### WRITTEN EXERCISE
Extract every line below that contains the word "title".

## Begin DATASET RECORDS

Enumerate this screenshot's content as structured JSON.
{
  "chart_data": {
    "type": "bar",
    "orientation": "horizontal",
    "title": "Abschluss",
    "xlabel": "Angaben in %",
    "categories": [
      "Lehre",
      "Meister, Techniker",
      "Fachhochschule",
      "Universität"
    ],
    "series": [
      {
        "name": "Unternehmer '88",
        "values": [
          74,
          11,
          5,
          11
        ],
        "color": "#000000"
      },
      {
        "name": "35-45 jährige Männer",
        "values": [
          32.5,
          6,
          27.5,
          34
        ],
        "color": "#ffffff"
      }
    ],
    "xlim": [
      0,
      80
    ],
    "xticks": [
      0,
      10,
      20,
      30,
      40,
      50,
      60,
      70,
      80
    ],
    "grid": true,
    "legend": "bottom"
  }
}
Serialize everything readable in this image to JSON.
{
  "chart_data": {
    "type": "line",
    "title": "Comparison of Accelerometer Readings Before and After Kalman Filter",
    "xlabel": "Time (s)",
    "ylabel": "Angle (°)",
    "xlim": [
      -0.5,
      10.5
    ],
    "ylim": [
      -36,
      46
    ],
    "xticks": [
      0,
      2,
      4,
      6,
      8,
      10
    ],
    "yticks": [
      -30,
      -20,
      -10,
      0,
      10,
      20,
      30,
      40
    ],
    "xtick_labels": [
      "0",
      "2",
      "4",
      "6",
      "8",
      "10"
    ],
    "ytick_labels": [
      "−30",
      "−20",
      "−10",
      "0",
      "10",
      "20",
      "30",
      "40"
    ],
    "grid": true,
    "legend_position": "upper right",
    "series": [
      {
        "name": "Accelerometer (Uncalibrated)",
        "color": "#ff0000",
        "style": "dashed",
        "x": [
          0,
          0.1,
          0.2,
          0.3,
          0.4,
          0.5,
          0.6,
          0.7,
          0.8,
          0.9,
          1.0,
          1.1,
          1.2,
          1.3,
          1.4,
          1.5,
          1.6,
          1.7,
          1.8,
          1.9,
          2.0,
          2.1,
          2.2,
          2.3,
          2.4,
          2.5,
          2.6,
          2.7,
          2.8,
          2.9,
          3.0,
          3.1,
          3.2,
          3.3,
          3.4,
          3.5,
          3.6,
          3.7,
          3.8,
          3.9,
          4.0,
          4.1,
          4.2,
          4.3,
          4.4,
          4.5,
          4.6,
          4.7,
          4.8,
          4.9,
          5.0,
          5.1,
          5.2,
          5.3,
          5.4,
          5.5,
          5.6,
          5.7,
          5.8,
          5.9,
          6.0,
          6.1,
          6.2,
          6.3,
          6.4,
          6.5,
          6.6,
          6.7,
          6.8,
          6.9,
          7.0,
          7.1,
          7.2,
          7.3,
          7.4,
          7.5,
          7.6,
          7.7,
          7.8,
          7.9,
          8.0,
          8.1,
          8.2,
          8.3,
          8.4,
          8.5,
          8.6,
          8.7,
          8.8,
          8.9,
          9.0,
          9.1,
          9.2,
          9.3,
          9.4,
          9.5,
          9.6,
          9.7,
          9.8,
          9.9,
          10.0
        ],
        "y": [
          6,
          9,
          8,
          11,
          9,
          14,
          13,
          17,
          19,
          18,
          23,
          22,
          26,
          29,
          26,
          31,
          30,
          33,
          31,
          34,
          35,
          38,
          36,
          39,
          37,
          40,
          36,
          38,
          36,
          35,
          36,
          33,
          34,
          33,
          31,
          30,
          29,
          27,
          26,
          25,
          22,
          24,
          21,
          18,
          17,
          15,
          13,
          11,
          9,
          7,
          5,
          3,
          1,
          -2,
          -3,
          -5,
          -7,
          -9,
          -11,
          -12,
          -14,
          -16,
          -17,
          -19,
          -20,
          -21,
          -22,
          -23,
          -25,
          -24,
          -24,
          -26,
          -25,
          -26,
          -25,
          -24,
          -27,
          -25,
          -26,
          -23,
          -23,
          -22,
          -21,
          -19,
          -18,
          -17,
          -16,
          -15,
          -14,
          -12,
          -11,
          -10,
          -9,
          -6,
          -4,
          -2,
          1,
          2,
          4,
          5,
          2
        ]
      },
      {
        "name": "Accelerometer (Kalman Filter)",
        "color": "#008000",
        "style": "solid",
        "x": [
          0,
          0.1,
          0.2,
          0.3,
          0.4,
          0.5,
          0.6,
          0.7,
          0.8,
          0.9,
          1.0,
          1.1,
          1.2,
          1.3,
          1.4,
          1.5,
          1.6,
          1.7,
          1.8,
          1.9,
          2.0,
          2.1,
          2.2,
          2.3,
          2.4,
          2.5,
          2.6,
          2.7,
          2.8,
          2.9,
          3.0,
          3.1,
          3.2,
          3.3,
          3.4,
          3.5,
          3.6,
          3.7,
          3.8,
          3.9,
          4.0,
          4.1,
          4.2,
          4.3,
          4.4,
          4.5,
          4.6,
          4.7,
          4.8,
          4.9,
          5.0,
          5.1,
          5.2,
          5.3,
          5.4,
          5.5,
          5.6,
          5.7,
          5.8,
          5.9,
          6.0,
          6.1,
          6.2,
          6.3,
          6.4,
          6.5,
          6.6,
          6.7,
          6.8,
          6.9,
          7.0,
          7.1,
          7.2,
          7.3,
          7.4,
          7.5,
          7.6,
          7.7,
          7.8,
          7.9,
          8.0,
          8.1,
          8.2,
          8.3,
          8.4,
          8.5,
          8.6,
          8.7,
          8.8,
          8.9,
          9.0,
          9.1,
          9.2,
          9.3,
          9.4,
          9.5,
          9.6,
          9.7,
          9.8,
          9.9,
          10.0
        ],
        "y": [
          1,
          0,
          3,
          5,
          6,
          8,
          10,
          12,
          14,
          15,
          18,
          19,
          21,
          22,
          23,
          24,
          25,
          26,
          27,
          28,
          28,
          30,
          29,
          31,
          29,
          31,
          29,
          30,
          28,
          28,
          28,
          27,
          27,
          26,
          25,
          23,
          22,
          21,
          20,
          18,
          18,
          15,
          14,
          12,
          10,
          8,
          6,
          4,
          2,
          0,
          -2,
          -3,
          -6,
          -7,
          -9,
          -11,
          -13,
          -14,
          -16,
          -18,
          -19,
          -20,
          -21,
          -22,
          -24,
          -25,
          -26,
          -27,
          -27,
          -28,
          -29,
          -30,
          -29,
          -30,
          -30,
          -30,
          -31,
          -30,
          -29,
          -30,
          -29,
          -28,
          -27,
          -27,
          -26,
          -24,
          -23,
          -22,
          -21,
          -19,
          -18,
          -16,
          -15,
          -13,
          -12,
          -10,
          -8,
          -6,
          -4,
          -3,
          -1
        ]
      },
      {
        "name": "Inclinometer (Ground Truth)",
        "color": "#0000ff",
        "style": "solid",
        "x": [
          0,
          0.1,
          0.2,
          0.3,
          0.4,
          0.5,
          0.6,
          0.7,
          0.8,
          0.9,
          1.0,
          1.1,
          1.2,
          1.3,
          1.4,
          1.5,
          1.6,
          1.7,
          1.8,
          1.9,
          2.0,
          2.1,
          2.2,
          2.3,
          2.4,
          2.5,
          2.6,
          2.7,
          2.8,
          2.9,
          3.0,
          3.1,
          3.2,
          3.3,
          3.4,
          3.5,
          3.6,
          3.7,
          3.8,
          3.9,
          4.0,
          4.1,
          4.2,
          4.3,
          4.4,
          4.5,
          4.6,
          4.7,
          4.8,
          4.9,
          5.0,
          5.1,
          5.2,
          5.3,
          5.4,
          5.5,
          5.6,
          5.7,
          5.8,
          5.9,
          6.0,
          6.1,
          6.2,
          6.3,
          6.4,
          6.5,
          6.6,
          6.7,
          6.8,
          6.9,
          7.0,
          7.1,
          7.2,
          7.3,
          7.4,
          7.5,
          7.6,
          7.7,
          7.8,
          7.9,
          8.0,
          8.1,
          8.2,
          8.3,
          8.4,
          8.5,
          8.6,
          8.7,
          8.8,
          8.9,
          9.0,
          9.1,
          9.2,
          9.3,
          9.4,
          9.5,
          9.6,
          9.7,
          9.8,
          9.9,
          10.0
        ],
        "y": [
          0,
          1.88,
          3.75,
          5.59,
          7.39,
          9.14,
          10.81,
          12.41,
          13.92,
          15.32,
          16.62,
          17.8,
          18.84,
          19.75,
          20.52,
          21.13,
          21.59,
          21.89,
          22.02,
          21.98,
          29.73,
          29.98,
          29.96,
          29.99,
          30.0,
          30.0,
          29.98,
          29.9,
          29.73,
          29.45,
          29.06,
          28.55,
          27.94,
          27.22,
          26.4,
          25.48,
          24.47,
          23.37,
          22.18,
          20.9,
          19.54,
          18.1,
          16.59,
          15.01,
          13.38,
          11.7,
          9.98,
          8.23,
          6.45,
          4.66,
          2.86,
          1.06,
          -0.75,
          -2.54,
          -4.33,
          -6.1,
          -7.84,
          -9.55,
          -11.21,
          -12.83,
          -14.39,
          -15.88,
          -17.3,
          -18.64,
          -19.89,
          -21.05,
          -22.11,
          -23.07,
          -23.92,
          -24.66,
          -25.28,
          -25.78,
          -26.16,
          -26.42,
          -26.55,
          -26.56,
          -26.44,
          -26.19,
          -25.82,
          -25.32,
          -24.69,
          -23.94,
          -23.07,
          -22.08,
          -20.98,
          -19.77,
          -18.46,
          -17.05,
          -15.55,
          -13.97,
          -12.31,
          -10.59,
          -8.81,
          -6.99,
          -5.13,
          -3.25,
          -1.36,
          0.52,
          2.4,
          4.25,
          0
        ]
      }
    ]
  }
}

## End DATASET RECORDS

### SOLUTION BELOW
    "title": "Abschluss",
    "title": "Comparison of Accelerometer Readings Before and After Kalman Filter",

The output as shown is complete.